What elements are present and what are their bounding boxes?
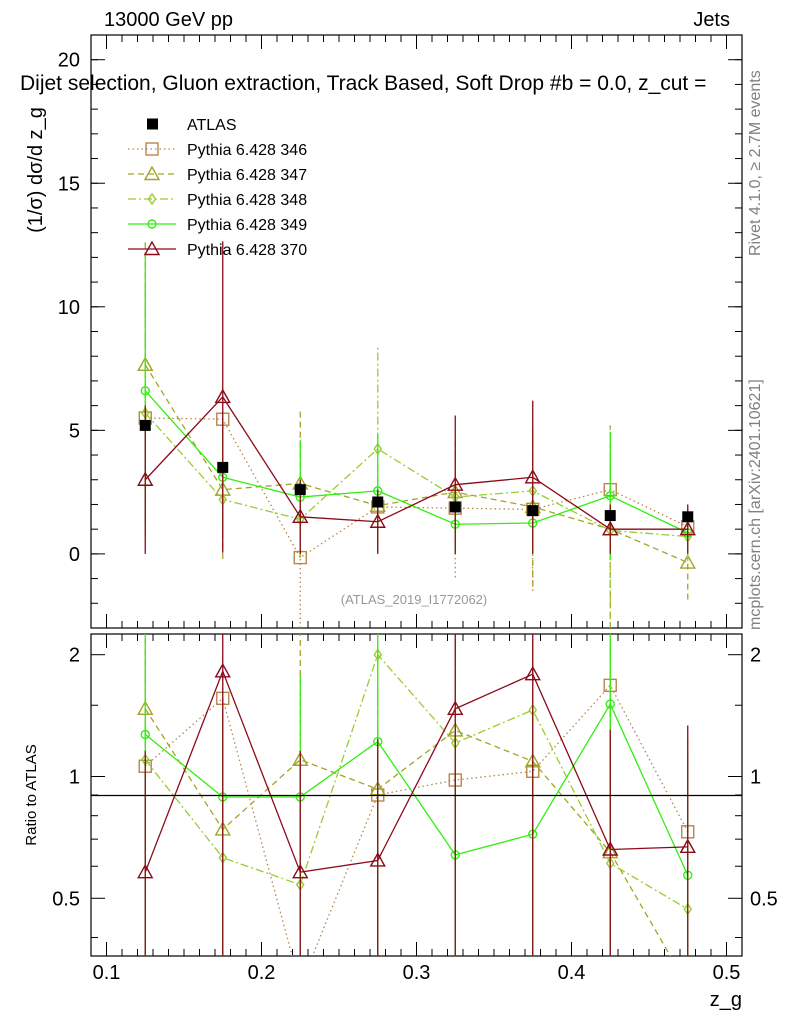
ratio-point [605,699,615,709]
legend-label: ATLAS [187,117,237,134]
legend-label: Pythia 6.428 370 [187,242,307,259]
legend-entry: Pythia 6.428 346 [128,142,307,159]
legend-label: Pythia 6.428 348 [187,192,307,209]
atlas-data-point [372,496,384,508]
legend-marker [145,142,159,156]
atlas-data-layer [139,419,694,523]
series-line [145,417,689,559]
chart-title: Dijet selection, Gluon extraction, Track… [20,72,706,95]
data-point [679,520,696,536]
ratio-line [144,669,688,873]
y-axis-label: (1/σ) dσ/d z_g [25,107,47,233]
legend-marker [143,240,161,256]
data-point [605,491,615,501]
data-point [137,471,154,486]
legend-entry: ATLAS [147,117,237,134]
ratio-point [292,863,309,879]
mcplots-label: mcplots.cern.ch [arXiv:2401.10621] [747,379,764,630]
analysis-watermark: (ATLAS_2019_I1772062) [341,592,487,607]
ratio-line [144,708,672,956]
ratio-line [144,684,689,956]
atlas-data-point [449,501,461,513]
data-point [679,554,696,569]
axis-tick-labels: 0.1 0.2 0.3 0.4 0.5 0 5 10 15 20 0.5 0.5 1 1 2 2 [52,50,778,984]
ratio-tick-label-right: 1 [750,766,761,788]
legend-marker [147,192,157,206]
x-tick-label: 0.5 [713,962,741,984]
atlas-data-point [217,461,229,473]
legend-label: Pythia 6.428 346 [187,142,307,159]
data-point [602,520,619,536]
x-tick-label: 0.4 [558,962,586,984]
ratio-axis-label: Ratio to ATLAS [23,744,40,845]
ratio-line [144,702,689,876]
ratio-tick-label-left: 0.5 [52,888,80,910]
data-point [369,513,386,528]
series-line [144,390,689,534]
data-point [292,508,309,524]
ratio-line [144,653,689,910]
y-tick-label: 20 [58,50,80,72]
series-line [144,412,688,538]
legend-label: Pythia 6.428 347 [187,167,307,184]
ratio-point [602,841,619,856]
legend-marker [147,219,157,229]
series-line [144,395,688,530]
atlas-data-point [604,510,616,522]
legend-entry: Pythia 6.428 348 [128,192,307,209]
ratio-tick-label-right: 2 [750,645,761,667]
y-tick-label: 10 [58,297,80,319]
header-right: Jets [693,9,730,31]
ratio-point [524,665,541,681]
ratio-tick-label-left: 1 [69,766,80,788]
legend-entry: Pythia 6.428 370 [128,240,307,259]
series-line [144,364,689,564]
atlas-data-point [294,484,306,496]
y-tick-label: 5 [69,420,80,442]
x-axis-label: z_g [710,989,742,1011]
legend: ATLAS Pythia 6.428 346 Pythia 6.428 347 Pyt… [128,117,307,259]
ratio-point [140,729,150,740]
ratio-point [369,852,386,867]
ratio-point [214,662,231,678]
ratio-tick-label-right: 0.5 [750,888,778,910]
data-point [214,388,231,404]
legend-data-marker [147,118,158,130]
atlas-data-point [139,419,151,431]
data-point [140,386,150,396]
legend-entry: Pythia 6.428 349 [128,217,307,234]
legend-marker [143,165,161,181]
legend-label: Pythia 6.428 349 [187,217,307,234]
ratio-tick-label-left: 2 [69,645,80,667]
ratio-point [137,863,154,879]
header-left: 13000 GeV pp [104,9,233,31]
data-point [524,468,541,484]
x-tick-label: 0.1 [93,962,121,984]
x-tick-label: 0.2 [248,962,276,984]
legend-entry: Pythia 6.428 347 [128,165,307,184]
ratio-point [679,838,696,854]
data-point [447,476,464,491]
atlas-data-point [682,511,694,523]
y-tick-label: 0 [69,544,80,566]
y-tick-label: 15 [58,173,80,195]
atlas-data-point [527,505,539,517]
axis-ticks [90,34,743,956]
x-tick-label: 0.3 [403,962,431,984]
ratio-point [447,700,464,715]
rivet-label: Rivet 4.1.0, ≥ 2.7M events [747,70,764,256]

^^^^^^^^

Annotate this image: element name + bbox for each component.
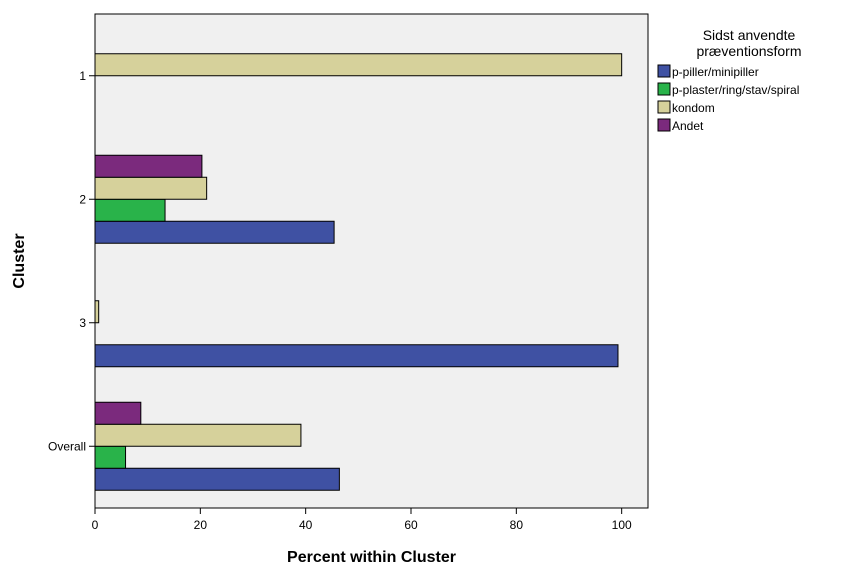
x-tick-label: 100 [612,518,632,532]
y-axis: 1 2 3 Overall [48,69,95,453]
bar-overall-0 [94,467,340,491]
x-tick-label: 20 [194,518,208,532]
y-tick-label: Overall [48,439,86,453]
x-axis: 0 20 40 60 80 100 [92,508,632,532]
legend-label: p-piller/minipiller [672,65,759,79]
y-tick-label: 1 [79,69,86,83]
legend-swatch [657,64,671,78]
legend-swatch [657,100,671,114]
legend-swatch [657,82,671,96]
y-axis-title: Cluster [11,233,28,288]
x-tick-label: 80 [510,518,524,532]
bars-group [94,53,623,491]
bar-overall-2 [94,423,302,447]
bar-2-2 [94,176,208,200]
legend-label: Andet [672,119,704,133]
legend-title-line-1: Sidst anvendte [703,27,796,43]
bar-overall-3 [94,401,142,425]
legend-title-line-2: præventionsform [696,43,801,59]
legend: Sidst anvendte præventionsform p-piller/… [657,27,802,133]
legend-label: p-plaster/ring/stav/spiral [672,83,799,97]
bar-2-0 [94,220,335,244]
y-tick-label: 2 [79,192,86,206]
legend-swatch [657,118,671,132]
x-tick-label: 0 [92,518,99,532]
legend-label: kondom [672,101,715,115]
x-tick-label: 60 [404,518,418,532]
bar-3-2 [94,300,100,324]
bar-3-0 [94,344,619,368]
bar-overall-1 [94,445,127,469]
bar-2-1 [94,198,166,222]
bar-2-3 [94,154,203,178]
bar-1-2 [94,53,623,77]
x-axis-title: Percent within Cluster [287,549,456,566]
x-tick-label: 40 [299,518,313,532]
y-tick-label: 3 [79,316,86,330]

^^^^^^^^

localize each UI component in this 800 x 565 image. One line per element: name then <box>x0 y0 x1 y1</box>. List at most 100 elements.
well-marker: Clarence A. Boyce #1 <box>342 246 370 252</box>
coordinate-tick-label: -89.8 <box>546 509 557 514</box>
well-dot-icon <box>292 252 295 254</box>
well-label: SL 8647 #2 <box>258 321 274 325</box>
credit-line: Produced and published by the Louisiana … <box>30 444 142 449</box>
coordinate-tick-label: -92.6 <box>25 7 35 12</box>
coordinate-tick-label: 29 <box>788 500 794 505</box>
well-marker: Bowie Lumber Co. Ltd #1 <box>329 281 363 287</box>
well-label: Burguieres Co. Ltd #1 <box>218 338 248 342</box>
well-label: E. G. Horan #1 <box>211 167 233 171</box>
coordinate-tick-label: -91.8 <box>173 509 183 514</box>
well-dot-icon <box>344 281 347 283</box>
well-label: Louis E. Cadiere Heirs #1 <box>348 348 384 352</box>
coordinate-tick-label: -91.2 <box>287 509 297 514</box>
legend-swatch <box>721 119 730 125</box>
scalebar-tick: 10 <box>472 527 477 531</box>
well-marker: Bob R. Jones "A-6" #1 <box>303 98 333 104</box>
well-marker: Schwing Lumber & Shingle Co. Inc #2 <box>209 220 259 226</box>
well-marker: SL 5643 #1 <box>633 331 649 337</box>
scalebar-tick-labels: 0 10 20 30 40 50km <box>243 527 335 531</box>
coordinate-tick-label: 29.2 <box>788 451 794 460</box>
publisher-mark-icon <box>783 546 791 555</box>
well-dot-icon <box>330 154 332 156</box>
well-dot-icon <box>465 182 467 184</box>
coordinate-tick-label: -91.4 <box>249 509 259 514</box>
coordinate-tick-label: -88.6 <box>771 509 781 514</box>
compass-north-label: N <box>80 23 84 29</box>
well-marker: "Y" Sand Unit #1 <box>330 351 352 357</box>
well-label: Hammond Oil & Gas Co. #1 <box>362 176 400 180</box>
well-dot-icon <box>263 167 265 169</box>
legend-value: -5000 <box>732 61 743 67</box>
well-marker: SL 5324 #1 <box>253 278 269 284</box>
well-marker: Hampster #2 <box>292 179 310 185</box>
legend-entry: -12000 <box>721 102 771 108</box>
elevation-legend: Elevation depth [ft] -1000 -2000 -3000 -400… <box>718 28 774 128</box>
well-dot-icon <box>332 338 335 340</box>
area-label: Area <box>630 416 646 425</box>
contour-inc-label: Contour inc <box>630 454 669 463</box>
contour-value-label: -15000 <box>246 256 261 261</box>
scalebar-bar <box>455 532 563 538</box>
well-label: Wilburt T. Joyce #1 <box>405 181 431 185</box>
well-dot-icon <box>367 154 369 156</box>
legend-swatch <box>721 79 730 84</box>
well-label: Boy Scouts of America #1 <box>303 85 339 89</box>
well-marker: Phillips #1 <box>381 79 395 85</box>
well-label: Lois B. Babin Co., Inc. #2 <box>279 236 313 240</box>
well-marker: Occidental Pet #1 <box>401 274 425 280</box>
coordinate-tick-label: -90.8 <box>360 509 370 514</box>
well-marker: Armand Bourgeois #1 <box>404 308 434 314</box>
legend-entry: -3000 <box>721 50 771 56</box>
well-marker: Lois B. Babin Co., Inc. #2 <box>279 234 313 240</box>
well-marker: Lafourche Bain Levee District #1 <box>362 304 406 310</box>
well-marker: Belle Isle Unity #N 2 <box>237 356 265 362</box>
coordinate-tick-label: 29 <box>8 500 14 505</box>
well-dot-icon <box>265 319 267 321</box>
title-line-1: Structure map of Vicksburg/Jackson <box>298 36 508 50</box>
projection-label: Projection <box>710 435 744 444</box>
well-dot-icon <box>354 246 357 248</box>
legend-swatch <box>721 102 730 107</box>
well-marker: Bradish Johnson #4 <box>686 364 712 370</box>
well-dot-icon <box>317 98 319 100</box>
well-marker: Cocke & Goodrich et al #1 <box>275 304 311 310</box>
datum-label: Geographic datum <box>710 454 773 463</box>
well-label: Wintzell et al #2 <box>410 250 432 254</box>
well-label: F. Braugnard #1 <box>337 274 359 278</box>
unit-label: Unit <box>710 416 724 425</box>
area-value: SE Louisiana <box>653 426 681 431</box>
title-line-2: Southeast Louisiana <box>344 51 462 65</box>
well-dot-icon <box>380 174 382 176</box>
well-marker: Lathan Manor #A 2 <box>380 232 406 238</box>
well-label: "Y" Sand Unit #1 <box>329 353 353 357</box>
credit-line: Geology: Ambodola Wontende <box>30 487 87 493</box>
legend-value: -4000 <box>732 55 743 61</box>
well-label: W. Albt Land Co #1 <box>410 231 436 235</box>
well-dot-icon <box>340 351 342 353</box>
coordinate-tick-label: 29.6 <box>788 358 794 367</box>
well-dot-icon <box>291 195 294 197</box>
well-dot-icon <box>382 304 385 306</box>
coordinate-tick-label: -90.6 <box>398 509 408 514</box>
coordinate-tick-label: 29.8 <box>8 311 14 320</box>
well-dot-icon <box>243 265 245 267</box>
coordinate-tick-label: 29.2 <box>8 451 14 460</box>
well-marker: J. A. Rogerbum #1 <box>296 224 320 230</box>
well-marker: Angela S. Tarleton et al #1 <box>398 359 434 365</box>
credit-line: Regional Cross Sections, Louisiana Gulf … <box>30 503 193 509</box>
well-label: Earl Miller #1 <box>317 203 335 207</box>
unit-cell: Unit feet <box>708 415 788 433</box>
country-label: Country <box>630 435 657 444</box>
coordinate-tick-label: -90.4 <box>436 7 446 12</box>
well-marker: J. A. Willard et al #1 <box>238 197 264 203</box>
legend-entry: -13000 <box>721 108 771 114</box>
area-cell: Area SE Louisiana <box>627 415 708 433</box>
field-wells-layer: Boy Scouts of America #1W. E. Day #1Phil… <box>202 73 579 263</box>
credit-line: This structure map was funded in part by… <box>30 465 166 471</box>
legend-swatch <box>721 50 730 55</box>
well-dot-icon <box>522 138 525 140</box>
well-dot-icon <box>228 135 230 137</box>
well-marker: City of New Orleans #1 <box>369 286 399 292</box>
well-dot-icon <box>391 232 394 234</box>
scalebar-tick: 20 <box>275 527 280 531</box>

^^^^^^^^

Exercise instructions: Can you convert the material starting at the line that contains "localize each UI" and ending at the line that contains "well-label: SL 8647", both included, into a JSON list of strings with one string per line and no blank lines?

Exercise output:
[
  "localize each UI component in this 800 x 565 image. One line per element: name then <box>x0 y0 x1 y1</box>. List at most 100 elements.",
  "well-marker: Clarence A. Boyce #1 <box>342 246 370 252</box>",
  "coordinate-tick-label: -89.8 <box>546 509 557 514</box>",
  "well-dot-icon <box>292 252 295 254</box>",
  "well-label: SL 8647 #2 <box>258 321 274 325</box>"
]